start The records

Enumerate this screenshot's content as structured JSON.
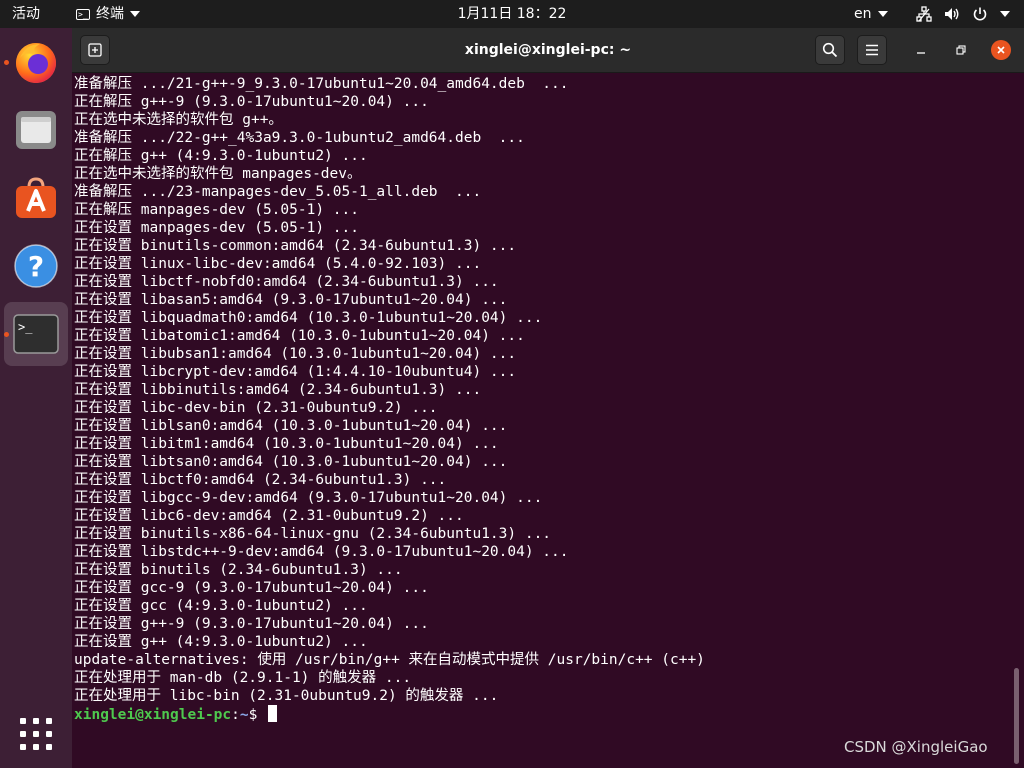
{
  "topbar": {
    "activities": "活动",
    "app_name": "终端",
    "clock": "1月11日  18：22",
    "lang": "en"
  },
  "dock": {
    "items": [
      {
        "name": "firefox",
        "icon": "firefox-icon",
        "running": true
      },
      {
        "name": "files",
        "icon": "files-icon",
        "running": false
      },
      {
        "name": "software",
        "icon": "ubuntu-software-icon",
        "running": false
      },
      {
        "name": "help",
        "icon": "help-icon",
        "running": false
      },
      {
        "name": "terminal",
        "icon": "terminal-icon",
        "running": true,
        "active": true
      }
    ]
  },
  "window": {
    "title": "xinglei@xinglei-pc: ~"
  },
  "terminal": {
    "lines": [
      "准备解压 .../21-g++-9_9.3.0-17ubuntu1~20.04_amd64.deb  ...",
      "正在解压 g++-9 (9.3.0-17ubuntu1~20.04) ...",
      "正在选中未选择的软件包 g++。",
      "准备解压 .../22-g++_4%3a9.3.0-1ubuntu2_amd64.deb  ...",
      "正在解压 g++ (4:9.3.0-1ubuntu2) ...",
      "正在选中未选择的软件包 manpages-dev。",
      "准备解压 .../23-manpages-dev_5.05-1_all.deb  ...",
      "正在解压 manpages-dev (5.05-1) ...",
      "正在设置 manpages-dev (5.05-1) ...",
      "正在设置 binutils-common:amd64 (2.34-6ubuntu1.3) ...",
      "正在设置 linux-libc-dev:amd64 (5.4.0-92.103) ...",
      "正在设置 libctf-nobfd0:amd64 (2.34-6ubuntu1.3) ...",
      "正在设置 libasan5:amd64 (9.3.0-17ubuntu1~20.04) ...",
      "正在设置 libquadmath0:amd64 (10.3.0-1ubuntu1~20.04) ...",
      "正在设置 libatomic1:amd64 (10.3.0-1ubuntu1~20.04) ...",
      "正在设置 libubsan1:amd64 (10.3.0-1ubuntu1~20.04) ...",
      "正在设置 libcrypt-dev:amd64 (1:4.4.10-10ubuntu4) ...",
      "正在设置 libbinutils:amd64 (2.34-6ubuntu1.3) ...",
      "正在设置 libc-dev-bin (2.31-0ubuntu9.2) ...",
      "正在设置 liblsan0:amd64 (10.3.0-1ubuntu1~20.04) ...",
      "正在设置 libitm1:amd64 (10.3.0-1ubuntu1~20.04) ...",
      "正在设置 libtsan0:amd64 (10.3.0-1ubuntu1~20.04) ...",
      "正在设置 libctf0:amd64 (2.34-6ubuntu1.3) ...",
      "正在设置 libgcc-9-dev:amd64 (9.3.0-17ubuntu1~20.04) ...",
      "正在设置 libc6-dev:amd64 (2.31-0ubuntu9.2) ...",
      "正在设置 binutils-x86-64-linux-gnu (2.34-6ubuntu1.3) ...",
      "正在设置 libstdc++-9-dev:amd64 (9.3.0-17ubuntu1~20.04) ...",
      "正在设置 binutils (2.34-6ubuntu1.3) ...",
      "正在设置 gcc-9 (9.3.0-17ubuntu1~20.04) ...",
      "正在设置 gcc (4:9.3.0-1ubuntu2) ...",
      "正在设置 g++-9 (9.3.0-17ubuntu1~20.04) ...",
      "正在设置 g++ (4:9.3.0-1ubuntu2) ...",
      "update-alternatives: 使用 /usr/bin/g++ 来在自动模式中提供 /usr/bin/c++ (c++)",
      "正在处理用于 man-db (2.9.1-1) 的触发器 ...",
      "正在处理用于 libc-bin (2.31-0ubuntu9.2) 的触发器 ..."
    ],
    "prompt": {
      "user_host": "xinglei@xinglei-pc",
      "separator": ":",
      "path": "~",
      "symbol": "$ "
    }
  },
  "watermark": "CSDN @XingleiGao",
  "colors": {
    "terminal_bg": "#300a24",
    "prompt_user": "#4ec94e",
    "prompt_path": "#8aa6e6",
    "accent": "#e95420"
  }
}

end The records

> Stated exercise
Show the lines of the records that include the string "true".

> Exercise solution
        "running": true
        "running": true,
        "active": true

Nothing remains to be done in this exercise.